*Document passage:*
Below we detail the current Irish Legislation regarding medical cannabis.
Cannabis and Driving - Kenny Tynan
Big changes to Ireland happened in 2016. TD Gino Kenny’s Cannabis for Medicinal Use Regulation Bill 2016, after passing through all stages, was tabled due to a government money message. In response to this the Government promised to set up a Medical Cannabis Access Program (MCAP) under the independent body HIQA’s guidance. Until this program was set up, patients would be allowed to gain access to medicinal cannabis products in Canada or Holland, by ministerial licence. To this day, there have been 50 licences granted, and the MCAP has not started. Recreational use, although common amongst adults of all ages, remains illegal, therefore an illicit black market still remains. Along with the stigma cannabis carries, there is very little information available to the public about it’s risks and benefits.
In Ireland, many people drive from rural areas, villages and towns to bigger cities like Galway, Dublin and Cork for employment. A car is essential for food and visiting loved ones and family for people who live in rural areas where public transport is not available. Ireland is an island with beautiful beaches and scenery, so internal as well as external tourism is a big factor on the roads.

*Work order:*
Reproduce the passage on Irish medical cannabis law from "Cannabis and Driving" up to and including "risks and benefits.", substituting "the Netherlands" for "Holland". These rows were drawn from a different source than the text above.

*Document layout analysis records:*
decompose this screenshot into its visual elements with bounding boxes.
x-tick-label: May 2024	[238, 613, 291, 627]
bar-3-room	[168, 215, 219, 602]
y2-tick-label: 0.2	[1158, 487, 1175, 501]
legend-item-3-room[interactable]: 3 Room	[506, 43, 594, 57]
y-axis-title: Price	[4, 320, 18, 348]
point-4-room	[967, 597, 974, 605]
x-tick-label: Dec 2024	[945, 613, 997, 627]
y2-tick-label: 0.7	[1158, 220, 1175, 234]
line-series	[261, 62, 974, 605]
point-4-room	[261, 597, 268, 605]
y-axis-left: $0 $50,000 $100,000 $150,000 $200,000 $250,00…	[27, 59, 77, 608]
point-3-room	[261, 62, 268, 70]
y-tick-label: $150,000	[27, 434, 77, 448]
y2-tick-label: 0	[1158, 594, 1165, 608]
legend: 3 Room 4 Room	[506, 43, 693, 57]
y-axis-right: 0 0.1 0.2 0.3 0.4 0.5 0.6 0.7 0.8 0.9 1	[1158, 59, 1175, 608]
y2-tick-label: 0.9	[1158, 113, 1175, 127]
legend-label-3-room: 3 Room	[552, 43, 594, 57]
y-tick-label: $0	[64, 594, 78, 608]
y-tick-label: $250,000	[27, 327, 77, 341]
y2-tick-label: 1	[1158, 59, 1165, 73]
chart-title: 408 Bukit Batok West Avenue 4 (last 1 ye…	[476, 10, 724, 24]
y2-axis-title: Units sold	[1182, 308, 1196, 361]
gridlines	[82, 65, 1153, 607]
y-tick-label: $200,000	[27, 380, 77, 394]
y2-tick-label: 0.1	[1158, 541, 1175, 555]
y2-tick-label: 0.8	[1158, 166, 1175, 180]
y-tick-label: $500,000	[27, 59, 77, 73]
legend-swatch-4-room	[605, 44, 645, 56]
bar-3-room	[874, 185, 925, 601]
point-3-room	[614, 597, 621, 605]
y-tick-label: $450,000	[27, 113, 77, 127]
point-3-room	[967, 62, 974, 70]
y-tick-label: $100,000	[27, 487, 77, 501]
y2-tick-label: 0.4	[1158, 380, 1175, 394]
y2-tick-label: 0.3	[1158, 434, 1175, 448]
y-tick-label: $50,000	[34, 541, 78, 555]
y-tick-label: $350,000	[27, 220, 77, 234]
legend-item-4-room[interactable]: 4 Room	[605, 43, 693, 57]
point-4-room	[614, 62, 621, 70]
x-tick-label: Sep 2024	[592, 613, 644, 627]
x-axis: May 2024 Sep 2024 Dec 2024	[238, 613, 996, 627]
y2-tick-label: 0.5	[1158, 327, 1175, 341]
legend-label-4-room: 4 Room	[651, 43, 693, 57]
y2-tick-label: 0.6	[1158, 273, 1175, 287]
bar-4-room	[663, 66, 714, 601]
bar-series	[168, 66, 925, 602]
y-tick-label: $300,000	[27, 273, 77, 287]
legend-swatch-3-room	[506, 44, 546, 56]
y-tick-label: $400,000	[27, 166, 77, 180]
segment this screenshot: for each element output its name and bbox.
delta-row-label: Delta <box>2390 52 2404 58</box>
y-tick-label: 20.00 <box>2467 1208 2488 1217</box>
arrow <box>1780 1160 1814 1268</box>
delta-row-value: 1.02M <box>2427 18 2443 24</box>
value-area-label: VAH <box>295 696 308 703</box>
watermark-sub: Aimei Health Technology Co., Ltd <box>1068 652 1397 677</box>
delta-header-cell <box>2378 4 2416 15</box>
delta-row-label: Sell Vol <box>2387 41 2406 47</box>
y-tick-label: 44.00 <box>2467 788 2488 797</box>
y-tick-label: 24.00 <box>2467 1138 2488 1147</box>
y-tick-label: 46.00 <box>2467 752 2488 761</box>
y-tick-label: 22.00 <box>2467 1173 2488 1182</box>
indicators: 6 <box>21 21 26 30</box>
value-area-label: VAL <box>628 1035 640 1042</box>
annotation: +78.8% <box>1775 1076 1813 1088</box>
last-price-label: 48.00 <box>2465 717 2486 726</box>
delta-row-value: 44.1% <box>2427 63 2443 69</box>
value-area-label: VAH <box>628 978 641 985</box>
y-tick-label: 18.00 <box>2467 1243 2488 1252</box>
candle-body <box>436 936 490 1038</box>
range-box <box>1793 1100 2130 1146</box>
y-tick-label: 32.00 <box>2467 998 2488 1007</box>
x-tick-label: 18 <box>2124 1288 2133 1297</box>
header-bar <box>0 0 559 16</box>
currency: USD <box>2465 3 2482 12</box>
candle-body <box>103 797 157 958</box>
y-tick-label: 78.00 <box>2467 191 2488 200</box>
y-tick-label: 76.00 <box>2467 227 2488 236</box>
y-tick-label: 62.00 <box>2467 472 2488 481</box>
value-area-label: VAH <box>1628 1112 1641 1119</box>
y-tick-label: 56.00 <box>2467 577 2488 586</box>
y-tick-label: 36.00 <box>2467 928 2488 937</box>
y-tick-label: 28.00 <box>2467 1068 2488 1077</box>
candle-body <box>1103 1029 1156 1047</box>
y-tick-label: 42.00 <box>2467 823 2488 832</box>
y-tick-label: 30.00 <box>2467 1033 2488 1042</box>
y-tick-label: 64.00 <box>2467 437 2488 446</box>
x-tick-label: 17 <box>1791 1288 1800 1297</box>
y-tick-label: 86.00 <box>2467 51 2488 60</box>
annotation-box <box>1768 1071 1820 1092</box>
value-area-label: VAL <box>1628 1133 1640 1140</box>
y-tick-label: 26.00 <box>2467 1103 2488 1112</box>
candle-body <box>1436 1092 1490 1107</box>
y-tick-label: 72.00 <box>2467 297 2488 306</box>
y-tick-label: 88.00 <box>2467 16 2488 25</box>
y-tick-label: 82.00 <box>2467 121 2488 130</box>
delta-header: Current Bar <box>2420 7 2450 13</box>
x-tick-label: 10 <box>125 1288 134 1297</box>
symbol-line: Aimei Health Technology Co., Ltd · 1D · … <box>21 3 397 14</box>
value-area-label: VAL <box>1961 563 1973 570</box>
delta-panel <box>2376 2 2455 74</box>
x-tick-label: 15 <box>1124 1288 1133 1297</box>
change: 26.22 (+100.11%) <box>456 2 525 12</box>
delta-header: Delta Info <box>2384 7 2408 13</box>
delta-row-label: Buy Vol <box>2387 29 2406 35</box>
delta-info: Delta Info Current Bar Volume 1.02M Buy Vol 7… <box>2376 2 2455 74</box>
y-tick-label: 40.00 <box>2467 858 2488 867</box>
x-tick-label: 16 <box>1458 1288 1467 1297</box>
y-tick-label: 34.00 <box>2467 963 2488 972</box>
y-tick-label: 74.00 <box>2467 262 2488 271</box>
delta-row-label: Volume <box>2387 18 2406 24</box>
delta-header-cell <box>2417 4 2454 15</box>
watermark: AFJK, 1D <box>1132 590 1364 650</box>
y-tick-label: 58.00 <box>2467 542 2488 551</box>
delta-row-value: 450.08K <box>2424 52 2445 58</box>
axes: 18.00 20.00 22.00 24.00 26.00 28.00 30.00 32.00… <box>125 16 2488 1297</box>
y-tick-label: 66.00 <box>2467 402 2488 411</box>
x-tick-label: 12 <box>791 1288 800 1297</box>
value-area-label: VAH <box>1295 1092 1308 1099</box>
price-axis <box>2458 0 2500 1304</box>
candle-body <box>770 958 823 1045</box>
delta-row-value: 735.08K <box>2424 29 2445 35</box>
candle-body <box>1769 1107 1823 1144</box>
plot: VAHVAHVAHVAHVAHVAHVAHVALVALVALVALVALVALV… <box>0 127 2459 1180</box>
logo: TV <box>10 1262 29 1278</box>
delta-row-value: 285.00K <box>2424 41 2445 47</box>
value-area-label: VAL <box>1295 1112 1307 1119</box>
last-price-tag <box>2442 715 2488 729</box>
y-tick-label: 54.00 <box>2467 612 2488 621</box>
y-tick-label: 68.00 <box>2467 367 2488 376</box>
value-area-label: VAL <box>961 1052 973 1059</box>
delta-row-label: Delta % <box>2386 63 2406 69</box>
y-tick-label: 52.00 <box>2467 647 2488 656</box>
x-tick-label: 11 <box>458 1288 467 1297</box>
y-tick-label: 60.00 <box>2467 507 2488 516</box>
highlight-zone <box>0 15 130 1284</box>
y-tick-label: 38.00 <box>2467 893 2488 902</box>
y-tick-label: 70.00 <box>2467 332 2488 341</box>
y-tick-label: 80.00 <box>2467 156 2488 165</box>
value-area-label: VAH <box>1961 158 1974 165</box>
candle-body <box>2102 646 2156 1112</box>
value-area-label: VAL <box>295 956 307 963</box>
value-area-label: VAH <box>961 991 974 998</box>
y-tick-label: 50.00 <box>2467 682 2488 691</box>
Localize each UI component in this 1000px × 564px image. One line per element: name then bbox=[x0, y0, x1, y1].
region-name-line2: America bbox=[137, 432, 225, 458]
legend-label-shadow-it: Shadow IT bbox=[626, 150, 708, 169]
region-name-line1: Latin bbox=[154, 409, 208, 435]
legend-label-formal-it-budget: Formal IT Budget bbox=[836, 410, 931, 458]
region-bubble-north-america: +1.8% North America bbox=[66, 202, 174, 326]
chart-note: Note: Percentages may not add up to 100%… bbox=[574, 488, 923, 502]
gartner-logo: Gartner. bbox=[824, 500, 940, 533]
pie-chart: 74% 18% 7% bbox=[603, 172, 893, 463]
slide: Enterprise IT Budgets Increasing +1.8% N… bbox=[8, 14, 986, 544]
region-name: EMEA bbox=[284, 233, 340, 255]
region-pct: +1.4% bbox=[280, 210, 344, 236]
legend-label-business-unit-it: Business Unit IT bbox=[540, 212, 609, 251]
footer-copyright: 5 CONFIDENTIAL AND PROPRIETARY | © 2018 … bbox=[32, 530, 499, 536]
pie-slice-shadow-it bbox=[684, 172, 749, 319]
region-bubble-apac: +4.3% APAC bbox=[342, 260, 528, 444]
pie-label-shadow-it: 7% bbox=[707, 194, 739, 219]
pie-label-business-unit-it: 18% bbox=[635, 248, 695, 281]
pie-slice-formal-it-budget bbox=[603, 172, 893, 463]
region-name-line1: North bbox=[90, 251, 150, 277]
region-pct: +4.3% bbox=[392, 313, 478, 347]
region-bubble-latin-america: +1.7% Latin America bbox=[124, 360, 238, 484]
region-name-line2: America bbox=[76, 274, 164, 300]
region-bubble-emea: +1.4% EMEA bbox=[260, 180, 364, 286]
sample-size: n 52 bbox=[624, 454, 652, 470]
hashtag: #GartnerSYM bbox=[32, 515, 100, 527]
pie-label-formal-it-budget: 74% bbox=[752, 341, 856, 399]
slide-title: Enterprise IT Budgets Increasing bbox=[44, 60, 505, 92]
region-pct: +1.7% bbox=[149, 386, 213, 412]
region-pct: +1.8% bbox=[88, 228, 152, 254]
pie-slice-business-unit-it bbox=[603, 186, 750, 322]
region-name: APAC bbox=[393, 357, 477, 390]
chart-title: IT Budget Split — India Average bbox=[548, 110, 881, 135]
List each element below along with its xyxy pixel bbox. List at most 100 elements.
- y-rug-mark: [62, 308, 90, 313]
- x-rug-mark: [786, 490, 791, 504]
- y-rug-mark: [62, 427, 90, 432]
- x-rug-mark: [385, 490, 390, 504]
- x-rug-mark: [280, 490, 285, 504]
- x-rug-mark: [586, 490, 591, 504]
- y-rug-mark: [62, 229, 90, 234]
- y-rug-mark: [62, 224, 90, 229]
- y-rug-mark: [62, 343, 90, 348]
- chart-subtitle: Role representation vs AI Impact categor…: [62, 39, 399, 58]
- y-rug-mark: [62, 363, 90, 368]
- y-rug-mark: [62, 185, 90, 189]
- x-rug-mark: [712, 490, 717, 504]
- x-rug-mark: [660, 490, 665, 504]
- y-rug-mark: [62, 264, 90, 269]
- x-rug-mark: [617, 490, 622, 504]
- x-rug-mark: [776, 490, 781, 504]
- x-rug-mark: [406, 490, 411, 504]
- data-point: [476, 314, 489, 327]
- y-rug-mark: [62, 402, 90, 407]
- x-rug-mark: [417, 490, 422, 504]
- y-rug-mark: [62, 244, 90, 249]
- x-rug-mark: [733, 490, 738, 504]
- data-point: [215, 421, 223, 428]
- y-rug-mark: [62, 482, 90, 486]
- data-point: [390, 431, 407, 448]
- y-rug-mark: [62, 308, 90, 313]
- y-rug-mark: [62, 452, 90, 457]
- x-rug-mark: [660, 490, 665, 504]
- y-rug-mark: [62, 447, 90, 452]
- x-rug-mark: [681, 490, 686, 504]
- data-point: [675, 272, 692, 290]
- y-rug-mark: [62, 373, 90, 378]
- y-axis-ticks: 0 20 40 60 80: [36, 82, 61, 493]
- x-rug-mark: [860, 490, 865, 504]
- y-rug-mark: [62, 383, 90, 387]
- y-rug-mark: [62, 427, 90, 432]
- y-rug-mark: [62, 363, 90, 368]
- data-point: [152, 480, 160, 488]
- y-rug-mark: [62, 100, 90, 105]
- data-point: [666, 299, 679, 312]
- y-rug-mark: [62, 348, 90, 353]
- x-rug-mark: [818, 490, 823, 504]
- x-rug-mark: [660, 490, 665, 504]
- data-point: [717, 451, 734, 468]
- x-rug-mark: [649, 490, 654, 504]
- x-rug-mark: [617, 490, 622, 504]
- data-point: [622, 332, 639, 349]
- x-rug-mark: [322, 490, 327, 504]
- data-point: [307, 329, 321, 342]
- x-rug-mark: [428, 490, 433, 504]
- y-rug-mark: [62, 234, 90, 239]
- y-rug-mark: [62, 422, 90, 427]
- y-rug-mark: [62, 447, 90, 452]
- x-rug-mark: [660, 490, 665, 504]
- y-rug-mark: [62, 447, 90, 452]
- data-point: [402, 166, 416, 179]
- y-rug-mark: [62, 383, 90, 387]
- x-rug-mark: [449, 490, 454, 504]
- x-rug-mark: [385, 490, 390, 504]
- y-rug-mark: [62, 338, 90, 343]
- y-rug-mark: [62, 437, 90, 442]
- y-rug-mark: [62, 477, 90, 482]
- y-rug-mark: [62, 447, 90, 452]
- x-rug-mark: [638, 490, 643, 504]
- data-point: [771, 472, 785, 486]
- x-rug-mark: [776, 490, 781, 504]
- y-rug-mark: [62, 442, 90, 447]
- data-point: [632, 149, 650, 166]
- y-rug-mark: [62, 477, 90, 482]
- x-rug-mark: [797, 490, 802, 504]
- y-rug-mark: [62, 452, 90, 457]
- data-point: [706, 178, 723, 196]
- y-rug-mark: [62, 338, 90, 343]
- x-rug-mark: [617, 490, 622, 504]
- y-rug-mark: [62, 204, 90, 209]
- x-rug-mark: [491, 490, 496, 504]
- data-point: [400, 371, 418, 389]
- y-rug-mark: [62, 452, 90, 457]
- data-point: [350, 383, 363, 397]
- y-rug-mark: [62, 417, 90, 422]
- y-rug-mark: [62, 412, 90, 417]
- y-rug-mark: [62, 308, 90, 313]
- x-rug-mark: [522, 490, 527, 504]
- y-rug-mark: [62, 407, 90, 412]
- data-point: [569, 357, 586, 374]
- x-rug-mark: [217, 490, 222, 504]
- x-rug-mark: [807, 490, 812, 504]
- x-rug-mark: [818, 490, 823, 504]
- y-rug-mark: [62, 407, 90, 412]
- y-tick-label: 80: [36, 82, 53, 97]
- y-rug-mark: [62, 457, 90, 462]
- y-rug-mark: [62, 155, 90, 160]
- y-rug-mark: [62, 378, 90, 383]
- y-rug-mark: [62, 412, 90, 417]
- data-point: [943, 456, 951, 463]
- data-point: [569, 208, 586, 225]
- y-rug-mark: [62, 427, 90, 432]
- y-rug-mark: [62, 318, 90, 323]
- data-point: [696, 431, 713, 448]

*Expected answer:*
Cannabis and Driving - Kenny Tynan
Big changes to Ireland happened in 2016. TD Gino Kenny’s Cannabis for Medicinal Use Regulation Bill 2016, after passing through all stages, was tabled due to a government money message. In response to this the Government promised to set up a Medical Cannabis Access Program (MCAP) under the independent body HIQA’s guidance. Until this program was set up, patients would be allowed to gain access to medicinal cannabis products in Canada or the Netherlands, by ministerial licence. To this day, there have been 50 licences granted, and the MCAP has not started. Recreational use, although common amongst adults of all ages, remains illegal, therefore an illicit black market still remains. Along with the stigma cannabis carries, there is very little information available to the public about it’s risks and benefits.